> **WORK TO BE COMPLETED**
Copy out all of the material, matching it word for word.

[Recorded data]
========================================================================

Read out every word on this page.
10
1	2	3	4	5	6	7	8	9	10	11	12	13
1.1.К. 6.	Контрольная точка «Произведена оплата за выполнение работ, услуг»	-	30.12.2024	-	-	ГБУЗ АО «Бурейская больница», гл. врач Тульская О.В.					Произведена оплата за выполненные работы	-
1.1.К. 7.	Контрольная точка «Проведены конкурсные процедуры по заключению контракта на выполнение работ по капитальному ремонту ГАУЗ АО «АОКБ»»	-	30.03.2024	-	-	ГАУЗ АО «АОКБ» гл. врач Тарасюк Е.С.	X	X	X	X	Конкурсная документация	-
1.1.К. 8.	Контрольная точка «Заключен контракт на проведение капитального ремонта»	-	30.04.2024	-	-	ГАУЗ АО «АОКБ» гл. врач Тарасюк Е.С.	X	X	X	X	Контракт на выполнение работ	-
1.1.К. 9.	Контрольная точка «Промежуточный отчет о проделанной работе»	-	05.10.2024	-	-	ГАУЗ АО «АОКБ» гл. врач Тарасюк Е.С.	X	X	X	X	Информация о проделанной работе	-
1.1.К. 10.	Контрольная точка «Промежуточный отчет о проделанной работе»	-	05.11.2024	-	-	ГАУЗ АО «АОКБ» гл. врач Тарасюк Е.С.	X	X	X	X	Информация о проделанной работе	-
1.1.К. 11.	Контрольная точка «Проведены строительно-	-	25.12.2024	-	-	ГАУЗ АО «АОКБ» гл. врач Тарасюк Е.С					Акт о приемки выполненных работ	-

========================================================================

> **ANSWER TO THIS EXERCISE**
Read out every word on this page.
10
1	2	3	4	5	6	7	8	9	10	11	12	13
1.1.К. 6.	Контрольная точка «Произведена оплата за выполнение работ, услуг»	-	30.12.2024	-	-	ГБУЗ АО «Бурейская больница», гл. врач Тульская О.В.					Произведена оплата за выполненные работы	-
1.1.К. 7.	Контрольная точка «Проведены конкурсные процедуры по заключению контракта на выполнение работ по капитальному ремонту ГАУЗ АО «АОКБ»»	-	30.03.2024	-	-	ГАУЗ АО «АОКБ» гл. врач Тарасюк Е.С.	X	X	X	X	Конкурсная документация	-
1.1.К. 8.	Контрольная точка «Заключен контракт на проведение капитального ремонта»	-	30.04.2024	-	-	ГАУЗ АО «АОКБ» гл. врач Тарасюк Е.С.	X	X	X	X	Контракт на выполнение работ	-
1.1.К. 9.	Контрольная точка «Промежуточный отчет о проделанной работе»	-	05.10.2024	-	-	ГАУЗ АО «АОКБ» гл. врач Тарасюк Е.С.	X	X	X	X	Информация о проделанной работе	-
1.1.К. 10.	Контрольная точка «Промежуточный отчет о проделанной работе»	-	05.11.2024	-	-	ГАУЗ АО «АОКБ» гл. врач Тарасюк Е.С.	X	X	X	X	Информация о проделанной работе	-
1.1.К. 11.	Контрольная точка «Проведены строительно-	-	25.12.2024	-	-	ГАУЗ АО «АОКБ» гл. врач Тарасюк Е.С					Акт о приемки выполненных работ	-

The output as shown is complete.